→ Text provided:
************

In the Technion researchers’ system, only the condensed water meets the cooling coils. Any contaminants from the air are absorbed into a saline-based desiccant, ensuring the water that is produced is pure and safe to drink right away.
Profs. Broday and Friedler have built a prototype and are already performing simulations to see how the system would function in different climatic and humidity conditions.
“We wanted to see whether the system can be used in areas where the air is arid,” said Prof. Broday. “For example, in the Sahara Desert and in Yemen, which is currently experiencing a severe hunger crisis and lack of drinking water.” The system is particularly useful for small and isolated communities that are located far from water sources, as it can produce water where it is most needed.
Combating Oil Pollution
Oil is one of the world’s most common pollutants, and can be found in almost every ecosystem. Oil makes it more difficult for soil to absorb water, and oil-contaminated water and soil can cause a variety of health problems in humans, from skin irritations to liver and kidney damage. Yet removing oil pollution is expensive, harmful to the environment, and often ineffective.
Visiting Professor Shai Kendler of the Faculty of Civil and Environmental Engineering has found an alternative using remote sensing technology.
When solar radiation hits physical objects on Earth, the objects absorb and reflect different amounts of solar radiation back. Satellite sensors can detect how much radiation is reflected back from those objects, creating a unique “fingerprint” for each object based on the wavelength and frequency of solar radiation that is reflected. Through this process, a satellite can distinguish between soil, water, and pollutants.
“Rocks and soil, for example, are objects which have a colour that is strong and distinct,” Prof. Kendler explained. “In contrast, pollutants are often shown as thin and permeable layers.”
Prof. Kendler has developed an algorithm that can quickly identify the type of pollutant present in soil or vegetation, turning a mountain of data available from satellite imagery into a map of areas impacted by oil pollution. The algorithm can detect and specify the chemical properties of a pollutant as well as where the pollutant is located down to the pixel, allowing experts on the ground to know exactly where pollutants are hiding.
Prof. Kendler’s algorithm has other potential applications as well, including identifying anthrax inside paper envelopes.

************

→ Request:
Answer these questions using the text on Technion research:
1. In the water-harvesting system, what absorbs contaminants from the air?
2. Which two places does Prof. Broday give as examples of arid areas?
3. Apart from mapping oil pollution, what other possible use of Prof. Kendler's algorithm is mentioned?

************

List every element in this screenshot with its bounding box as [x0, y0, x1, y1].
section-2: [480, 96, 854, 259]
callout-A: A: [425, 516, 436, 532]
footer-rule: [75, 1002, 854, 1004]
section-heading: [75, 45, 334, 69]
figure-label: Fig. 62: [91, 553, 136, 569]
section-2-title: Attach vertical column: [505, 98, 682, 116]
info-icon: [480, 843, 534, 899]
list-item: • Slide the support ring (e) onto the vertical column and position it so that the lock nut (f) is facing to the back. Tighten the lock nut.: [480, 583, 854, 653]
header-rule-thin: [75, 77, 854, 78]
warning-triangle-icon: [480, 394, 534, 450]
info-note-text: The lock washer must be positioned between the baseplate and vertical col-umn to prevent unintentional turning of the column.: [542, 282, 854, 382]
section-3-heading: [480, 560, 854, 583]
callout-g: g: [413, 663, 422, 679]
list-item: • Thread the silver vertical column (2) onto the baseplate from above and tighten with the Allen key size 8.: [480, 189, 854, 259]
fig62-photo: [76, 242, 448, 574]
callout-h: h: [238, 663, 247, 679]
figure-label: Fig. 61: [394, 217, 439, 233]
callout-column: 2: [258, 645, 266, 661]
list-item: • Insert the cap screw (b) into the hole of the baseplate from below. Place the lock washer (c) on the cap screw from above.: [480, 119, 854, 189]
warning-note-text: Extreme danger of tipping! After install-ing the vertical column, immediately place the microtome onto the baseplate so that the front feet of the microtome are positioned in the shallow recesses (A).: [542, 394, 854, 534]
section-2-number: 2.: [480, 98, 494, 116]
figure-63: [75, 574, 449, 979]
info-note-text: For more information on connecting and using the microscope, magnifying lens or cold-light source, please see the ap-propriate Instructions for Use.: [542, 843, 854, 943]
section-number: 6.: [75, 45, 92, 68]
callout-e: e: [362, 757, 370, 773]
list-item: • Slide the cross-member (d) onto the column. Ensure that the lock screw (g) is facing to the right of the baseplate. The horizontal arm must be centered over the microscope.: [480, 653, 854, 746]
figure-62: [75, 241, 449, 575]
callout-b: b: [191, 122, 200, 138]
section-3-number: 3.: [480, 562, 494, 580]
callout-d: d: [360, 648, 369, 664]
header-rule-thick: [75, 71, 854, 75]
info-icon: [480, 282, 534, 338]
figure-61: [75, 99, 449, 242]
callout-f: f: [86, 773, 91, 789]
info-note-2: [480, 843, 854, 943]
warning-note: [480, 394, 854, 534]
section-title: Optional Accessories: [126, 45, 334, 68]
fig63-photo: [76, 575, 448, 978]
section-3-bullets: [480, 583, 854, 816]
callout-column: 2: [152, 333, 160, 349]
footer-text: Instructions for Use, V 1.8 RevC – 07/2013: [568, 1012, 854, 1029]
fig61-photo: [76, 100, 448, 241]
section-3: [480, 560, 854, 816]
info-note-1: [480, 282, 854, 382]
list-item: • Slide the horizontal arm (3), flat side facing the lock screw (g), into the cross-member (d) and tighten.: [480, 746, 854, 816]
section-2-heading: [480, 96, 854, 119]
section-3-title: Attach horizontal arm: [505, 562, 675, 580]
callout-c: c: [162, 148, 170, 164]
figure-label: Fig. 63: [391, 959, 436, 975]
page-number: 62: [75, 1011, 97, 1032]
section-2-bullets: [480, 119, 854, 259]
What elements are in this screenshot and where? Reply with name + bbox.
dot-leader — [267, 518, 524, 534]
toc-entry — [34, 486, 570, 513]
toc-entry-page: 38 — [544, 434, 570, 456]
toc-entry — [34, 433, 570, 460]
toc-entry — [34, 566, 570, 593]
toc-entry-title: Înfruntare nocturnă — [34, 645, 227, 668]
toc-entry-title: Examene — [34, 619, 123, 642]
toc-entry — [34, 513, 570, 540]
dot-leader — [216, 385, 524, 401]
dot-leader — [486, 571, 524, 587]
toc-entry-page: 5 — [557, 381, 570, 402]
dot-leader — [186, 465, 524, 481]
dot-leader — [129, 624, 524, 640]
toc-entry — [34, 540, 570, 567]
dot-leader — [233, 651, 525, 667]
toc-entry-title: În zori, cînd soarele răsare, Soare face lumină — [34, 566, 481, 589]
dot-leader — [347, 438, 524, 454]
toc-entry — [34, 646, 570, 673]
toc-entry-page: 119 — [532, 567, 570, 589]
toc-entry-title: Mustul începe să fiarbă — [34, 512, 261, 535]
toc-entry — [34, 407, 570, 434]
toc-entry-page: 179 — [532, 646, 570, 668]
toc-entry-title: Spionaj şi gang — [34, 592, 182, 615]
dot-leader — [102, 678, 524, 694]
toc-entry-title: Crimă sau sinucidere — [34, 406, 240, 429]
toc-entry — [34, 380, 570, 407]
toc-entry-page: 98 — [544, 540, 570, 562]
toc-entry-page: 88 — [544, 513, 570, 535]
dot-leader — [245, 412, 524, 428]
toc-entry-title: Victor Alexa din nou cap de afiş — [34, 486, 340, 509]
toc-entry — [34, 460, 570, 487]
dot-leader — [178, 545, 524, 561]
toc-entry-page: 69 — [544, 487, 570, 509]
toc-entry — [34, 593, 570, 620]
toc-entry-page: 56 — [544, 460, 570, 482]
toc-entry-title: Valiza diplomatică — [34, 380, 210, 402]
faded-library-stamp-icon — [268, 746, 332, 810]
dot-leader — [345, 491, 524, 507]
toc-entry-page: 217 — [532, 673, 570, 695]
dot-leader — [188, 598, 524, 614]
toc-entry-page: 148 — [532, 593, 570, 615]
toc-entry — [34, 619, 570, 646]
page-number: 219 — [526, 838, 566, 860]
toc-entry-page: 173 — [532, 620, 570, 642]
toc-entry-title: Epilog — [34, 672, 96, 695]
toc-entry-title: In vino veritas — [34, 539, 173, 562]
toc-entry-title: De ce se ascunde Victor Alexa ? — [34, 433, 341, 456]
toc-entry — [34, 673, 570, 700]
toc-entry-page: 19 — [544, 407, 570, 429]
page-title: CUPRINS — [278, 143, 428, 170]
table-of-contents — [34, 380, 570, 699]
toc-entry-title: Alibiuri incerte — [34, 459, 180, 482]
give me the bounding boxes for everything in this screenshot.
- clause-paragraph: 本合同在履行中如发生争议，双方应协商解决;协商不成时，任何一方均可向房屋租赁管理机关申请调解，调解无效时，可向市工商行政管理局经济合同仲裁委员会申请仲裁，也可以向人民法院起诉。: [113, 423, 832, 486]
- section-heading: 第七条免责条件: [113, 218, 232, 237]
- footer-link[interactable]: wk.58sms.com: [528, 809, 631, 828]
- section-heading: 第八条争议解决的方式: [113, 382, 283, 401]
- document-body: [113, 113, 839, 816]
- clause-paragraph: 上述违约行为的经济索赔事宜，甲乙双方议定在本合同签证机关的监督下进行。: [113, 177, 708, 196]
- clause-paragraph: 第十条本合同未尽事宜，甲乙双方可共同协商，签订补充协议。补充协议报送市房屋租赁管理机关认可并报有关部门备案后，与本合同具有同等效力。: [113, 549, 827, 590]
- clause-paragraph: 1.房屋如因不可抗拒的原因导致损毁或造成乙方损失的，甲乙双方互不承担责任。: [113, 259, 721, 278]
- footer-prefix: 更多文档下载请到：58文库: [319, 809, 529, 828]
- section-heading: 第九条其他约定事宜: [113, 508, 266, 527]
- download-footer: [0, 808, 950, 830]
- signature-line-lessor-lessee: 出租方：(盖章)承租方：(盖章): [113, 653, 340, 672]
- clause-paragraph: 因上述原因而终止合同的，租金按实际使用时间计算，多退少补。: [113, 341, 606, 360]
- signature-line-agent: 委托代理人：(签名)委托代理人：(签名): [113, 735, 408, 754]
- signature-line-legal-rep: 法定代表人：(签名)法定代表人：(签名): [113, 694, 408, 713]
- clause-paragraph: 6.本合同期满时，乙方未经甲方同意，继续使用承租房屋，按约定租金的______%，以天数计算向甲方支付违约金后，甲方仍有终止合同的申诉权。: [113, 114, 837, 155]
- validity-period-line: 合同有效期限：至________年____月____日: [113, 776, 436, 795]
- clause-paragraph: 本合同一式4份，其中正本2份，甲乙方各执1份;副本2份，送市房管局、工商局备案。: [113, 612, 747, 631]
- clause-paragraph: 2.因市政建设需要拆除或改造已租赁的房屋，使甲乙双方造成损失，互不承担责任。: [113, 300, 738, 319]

************

→ Response to this task:
1. A saline-based desiccant.
2. The Sahara Desert and Yemen.
3. Identifying anthrax inside paper envelopes.